◆ WHAT THE EXERCISE ASKS ◆
Pictures appear in the records below; write out everything else exactly.

◆ RECORDS FOR THIS EXERCISE ◆
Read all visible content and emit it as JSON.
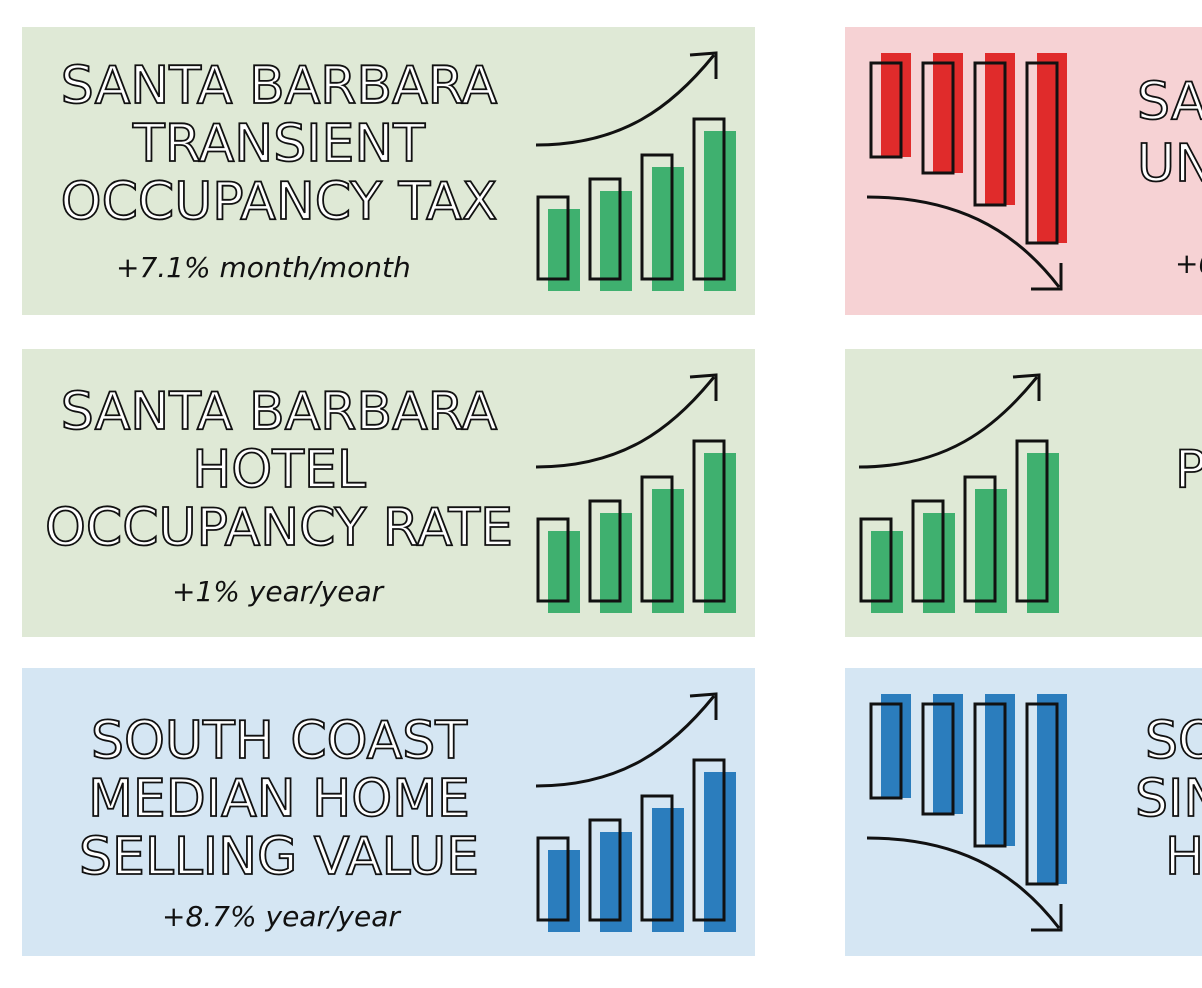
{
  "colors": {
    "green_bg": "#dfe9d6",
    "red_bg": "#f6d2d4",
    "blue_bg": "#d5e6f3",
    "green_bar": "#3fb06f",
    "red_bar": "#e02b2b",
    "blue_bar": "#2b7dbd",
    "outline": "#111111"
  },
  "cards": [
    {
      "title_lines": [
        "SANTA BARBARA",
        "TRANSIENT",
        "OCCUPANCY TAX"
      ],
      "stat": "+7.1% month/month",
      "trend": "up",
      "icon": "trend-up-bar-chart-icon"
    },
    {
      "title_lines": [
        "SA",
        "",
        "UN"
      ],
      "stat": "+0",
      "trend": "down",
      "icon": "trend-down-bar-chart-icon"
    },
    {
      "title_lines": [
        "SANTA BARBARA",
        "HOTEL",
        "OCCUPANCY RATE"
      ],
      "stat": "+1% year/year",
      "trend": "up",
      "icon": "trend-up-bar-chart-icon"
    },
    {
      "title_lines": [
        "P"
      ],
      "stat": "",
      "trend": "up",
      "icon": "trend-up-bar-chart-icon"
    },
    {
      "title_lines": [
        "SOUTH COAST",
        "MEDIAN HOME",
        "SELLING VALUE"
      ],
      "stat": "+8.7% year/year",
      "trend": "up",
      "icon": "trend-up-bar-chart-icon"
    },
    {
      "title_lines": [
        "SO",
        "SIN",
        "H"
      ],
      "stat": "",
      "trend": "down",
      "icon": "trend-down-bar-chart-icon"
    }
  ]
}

◆ ANSWER TO THIS PROBLEM ◆
Read all visible content and emit it as JSON.
{
  "colors": {
    "green_bg": "#dfe9d6",
    "red_bg": "#f6d2d4",
    "blue_bg": "#d5e6f3",
    "green_bar": "#3fb06f",
    "red_bar": "#e02b2b",
    "blue_bar": "#2b7dbd",
    "outline": "#111111"
  },
  "cards": [
    {
      "title_lines": [
        "SANTA BARBARA",
        "TRANSIENT",
        "OCCUPANCY TAX"
      ],
      "stat": "+7.1% month/month",
      "trend": "up",
      "icon": "trend-up-bar-chart-icon"
    },
    {
      "title_lines": [
        "SA",
        "",
        "UN"
      ],
      "stat": "+0",
      "trend": "down",
      "icon": "trend-down-bar-chart-icon"
    },
    {
      "title_lines": [
        "SANTA BARBARA",
        "HOTEL",
        "OCCUPANCY RATE"
      ],
      "stat": "+1% year/year",
      "trend": "up",
      "icon": "trend-up-bar-chart-icon"
    },
    {
      "title_lines": [
        "P"
      ],
      "stat": "",
      "trend": "up",
      "icon": "trend-up-bar-chart-icon"
    },
    {
      "title_lines": [
        "SOUTH COAST",
        "MEDIAN HOME",
        "SELLING VALUE"
      ],
      "stat": "+8.7% year/year",
      "trend": "up",
      "icon": "trend-up-bar-chart-icon"
    },
    {
      "title_lines": [
        "SO",
        "SIN",
        "H"
      ],
      "stat": "",
      "trend": "down",
      "icon": "trend-down-bar-chart-icon"
    }
  ]
}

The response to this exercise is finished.